--- START OF Excerpted records ---

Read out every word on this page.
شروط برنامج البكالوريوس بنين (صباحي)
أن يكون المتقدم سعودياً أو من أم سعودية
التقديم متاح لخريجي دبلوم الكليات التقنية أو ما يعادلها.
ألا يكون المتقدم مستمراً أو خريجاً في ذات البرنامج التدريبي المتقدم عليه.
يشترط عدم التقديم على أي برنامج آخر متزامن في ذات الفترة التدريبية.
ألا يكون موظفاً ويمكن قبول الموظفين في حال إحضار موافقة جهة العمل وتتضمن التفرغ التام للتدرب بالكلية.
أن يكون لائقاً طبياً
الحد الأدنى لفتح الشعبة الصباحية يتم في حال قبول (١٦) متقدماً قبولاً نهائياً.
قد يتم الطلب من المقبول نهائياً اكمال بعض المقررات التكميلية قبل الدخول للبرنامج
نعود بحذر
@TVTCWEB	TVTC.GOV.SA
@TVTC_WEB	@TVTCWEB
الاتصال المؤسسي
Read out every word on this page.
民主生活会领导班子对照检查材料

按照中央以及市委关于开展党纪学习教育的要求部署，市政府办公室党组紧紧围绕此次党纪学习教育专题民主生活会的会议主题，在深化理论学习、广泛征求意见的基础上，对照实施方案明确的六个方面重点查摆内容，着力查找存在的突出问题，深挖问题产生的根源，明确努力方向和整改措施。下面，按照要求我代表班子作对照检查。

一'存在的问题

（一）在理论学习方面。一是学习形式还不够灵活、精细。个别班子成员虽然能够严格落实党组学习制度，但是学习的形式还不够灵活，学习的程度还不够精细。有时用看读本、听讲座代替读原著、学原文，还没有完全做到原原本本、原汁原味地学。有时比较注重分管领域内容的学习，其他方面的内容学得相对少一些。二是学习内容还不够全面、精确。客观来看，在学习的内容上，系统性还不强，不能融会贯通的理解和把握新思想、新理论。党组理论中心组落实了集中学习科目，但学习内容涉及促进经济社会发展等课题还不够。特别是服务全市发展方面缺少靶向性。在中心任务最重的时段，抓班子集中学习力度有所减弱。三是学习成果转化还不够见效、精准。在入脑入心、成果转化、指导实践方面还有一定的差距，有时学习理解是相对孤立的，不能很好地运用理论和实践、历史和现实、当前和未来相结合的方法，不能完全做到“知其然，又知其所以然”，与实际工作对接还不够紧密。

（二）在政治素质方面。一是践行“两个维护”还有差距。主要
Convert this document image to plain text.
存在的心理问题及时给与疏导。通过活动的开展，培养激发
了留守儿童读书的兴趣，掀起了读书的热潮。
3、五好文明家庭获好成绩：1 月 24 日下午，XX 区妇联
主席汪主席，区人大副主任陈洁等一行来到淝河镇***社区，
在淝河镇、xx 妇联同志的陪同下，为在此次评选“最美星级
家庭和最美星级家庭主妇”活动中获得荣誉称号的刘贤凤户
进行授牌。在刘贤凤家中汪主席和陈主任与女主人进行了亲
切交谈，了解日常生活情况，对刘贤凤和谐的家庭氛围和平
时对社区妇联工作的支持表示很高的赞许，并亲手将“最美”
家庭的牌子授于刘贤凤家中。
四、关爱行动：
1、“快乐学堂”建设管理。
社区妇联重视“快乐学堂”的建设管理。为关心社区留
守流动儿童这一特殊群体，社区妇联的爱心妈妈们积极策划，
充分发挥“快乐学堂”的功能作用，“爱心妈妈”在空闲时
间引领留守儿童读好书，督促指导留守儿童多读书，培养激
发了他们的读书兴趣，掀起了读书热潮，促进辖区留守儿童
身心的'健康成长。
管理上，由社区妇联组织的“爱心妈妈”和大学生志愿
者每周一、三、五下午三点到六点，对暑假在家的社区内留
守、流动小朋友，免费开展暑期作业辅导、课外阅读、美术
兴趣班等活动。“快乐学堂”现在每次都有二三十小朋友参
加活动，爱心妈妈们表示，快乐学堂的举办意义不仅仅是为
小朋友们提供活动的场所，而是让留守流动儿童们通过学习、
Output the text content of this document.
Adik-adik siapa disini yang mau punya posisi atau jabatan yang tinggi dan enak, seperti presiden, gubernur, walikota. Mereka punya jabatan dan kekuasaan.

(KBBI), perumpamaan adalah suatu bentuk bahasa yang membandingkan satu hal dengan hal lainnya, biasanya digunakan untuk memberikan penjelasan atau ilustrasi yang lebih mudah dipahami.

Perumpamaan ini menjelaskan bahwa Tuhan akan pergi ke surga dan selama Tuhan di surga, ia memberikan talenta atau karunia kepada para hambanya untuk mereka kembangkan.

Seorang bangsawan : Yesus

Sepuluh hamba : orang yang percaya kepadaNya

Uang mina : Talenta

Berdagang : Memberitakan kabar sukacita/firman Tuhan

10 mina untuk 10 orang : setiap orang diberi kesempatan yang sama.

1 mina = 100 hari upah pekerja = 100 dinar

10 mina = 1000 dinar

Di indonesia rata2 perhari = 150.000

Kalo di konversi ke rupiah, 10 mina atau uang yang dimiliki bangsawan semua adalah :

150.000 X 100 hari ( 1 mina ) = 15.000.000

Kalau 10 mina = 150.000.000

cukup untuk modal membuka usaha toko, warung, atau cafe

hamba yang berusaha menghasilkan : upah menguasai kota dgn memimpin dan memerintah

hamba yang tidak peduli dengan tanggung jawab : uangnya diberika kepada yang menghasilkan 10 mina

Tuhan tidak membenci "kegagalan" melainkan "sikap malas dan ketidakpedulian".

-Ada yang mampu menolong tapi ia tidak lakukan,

--- END OF Excerpted records ---

## Stated task
Set down the listing in full, keeping every word exactly as it is.

## Final result
Read out every word on this page.
شروط برنامج البكالوريوس بنين (صباحي)
أن يكون المتقدم سعودياً أو من أم سعودية
التقديم متاح لخريجي دبلوم الكليات التقنية أو ما يعادلها.
ألا يكون المتقدم مستمراً أو خريجاً في ذات البرنامج التدريبي المتقدم عليه.
يشترط عدم التقديم على أي برنامج آخر متزامن في ذات الفترة التدريبية.
ألا يكون موظفاً ويمكن قبول الموظفين في حال إحضار موافقة جهة العمل وتتضمن التفرغ التام للتدرب بالكلية.
أن يكون لائقاً طبياً
الحد الأدنى لفتح الشعبة الصباحية يتم في حال قبول (١٦) متقدماً قبولاً نهائياً.
قد يتم الطلب من المقبول نهائياً اكمال بعض المقررات التكميلية قبل الدخول للبرنامج
نعود بحذر
@TVTCWEB	TVTC.GOV.SA
@TVTC_WEB	@TVTCWEB
الاتصال المؤسسي
Read out every word on this page.
民主生活会领导班子对照检查材料

按照中央以及市委关于开展党纪学习教育的要求部署，市政府办公室党组紧紧围绕此次党纪学习教育专题民主生活会的会议主题，在深化理论学习、广泛征求意见的基础上，对照实施方案明确的六个方面重点查摆内容，着力查找存在的突出问题，深挖问题产生的根源，明确努力方向和整改措施。下面，按照要求我代表班子作对照检查。

一'存在的问题

（一）在理论学习方面。一是学习形式还不够灵活、精细。个别班子成员虽然能够严格落实党组学习制度，但是学习的形式还不够灵活，学习的程度还不够精细。有时用看读本、听讲座代替读原著、学原文，还没有完全做到原原本本、原汁原味地学。有时比较注重分管领域内容的学习，其他方面的内容学得相对少一些。二是学习内容还不够全面、精确。客观来看，在学习的内容上，系统性还不强，不能融会贯通的理解和把握新思想、新理论。党组理论中心组落实了集中学习科目，但学习内容涉及促进经济社会发展等课题还不够。特别是服务全市发展方面缺少靶向性。在中心任务最重的时段，抓班子集中学习力度有所减弱。三是学习成果转化还不够见效、精准。在入脑入心、成果转化、指导实践方面还有一定的差距，有时学习理解是相对孤立的，不能很好地运用理论和实践、历史和现实、当前和未来相结合的方法，不能完全做到“知其然，又知其所以然”，与实际工作对接还不够紧密。

（二）在政治素质方面。一是践行“两个维护”还有差距。主要
Convert this document image to plain text.
存在的心理问题及时给与疏导。通过活动的开展，培养激发
了留守儿童读书的兴趣，掀起了读书的热潮。
3、五好文明家庭获好成绩：1 月 24 日下午，XX 区妇联
主席汪主席，区人大副主任陈洁等一行来到淝河镇***社区，
在淝河镇、xx 妇联同志的陪同下，为在此次评选“最美星级
家庭和最美星级家庭主妇”活动中获得荣誉称号的刘贤凤户
进行授牌。在刘贤凤家中汪主席和陈主任与女主人进行了亲
切交谈，了解日常生活情况，对刘贤凤和谐的家庭氛围和平
时对社区妇联工作的支持表示很高的赞许，并亲手将“最美”
家庭的牌子授于刘贤凤家中。
四、关爱行动：
1、“快乐学堂”建设管理。
社区妇联重视“快乐学堂”的建设管理。为关心社区留
守流动儿童这一特殊群体，社区妇联的爱心妈妈们积极策划，
充分发挥“快乐学堂”的功能作用，“爱心妈妈”在空闲时
间引领留守儿童读好书，督促指导留守儿童多读书，培养激
发了他们的读书兴趣，掀起了读书热潮，促进辖区留守儿童
身心的'健康成长。
管理上，由社区妇联组织的“爱心妈妈”和大学生志愿
者每周一、三、五下午三点到六点，对暑假在家的社区内留
守、流动小朋友，免费开展暑期作业辅导、课外阅读、美术
兴趣班等活动。“快乐学堂”现在每次都有二三十小朋友参
加活动，爱心妈妈们表示，快乐学堂的举办意义不仅仅是为
小朋友们提供活动的场所，而是让留守流动儿童们通过学习、
Output the text content of this document.
Adik-adik siapa disini yang mau punya posisi atau jabatan yang tinggi dan enak, seperti presiden, gubernur, walikota. Mereka punya jabatan dan kekuasaan.

(KBBI), perumpamaan adalah suatu bentuk bahasa yang membandingkan satu hal dengan hal lainnya, biasanya digunakan untuk memberikan penjelasan atau ilustrasi yang lebih mudah dipahami.

Perumpamaan ini menjelaskan bahwa Tuhan akan pergi ke surga dan selama Tuhan di surga, ia memberikan talenta atau karunia kepada para hambanya untuk mereka kembangkan.

Seorang bangsawan : Yesus

Sepuluh hamba : orang yang percaya kepadaNya

Uang mina : Talenta

Berdagang : Memberitakan kabar sukacita/firman Tuhan

10 mina untuk 10 orang : setiap orang diberi kesempatan yang sama.

1 mina = 100 hari upah pekerja = 100 dinar

10 mina = 1000 dinar

Di indonesia rata2 perhari = 150.000

Kalo di konversi ke rupiah, 10 mina atau uang yang dimiliki bangsawan semua adalah :

150.000 X 100 hari ( 1 mina ) = 15.000.000

Kalau 10 mina = 150.000.000

cukup untuk modal membuka usaha toko, warung, atau cafe

hamba yang berusaha menghasilkan : upah menguasai kota dgn memimpin dan memerintah

hamba yang tidak peduli dengan tanggung jawab : uangnya diberika kepada yang menghasilkan 10 mina

Tuhan tidak membenci "kegagalan" melainkan "sikap malas dan ketidakpedulian".

-Ada yang mampu menolong tapi ia tidak lakukan,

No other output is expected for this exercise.